# TASK 1
In the South Florida basketball passage, copy word for word the part that begins at the words "The 2008–09 South" and stops after the words "first ever appearance.".
# TASK 2
Based on the South Florida basketball passage, answer yes or no to each statement and quote the words from the passage that decide it. (a) Stan Heath was in his second year coaching at the school. (b) The Bulls won their first-round game in the 2009 Big East tournament. (c) This was the team's 38th season in the Big East Conference.

# PASSAGE TO READ
[Start of Attachment]
- Conference: Big East
- Record: 9–22 (4–14 Big East)
- Head coach: Stan Heath;
- Home arena: USF Sun Dome

= 2008–09 South Florida Bulls men's basketball team =

American college basketball season

The 2008–09 South Florida Bulls men's basketball team represented the University of South Florida Bulls in the 2008–09 NCAA Division I men's basketball season. This was the 4th season in the Big East Conference and was the 38th season in school history. The team is coached by Stan Heath in his second year at the school. USF played its home games in the USF Sun Dome. The Bulls finished the season 9–22, 4–14 in Big East play, and lost in the first round of the 2009 Big East men's basketball tournament in their first ever appearance.
[End of Attachment]
# DATA FOR ANALYSIS
[Start of Attachment]
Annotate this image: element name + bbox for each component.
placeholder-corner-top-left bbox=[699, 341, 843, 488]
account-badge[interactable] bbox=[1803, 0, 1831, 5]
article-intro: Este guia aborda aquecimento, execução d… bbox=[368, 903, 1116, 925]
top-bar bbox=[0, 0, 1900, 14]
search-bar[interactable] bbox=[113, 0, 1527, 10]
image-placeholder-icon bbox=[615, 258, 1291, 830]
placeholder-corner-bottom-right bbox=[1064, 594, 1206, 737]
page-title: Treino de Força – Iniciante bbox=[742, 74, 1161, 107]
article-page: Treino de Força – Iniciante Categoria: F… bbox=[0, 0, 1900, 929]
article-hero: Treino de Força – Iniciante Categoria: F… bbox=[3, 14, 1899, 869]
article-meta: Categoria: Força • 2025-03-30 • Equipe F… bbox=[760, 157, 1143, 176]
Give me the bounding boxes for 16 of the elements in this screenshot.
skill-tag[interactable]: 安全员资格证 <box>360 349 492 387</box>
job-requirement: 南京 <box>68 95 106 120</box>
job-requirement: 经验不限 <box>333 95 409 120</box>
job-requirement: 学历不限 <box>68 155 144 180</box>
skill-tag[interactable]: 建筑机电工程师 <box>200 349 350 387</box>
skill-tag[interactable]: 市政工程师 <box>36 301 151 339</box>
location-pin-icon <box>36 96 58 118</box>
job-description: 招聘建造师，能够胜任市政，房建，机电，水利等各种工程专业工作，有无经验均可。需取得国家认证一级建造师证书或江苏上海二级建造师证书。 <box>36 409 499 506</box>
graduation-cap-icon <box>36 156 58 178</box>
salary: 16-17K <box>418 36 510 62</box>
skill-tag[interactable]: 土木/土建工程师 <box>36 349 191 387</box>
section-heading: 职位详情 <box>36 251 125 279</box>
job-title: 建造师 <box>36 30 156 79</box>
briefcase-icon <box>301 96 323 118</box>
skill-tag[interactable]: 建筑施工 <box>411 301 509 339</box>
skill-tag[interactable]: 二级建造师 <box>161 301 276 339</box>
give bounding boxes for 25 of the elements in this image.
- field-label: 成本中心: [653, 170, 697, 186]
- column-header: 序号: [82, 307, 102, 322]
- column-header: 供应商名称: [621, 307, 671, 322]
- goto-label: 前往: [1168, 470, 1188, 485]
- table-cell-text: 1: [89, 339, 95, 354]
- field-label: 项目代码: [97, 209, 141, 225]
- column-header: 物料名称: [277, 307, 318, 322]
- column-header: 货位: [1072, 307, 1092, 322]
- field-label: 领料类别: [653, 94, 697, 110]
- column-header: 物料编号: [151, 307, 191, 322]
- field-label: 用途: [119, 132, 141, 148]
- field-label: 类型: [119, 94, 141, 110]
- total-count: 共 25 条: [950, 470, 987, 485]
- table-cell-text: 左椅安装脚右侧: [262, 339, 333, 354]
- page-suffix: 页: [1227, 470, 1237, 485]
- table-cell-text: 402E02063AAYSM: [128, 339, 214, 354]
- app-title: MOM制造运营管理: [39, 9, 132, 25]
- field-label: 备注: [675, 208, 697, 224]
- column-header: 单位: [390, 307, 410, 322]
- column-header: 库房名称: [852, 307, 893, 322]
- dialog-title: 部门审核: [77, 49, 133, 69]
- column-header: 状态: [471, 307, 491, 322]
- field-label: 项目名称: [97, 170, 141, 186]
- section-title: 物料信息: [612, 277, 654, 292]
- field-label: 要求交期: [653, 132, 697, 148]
[End of Attachment]
# EXPECTED ANSWER 1
The 2008–09 South Florida Bulls men's basketball team represented the University of South Florida Bulls in the 2008–09 NCAA Division I men's basketball season. This was the 4th season in the Big East Conference and was the 38th season in school history. The team is coached by Stan Heath in his second year at the school. USF played its home games in the USF Sun Dome. The Bulls finished the season 9–22, 4–14 in Big East play, and lost in the first round of the 2009 Big East men's basketball tournament in their first ever appearance.

# EXPECTED ANSWER 2
(a) Yes: "The team is coached by Stan Heath in his second year at the school."
(b) No: "lost in the first round of the 2009 Big East men's basketball tournament"
(c) No: "This was the 4th season in the Big East Conference and was the 38th season in school history."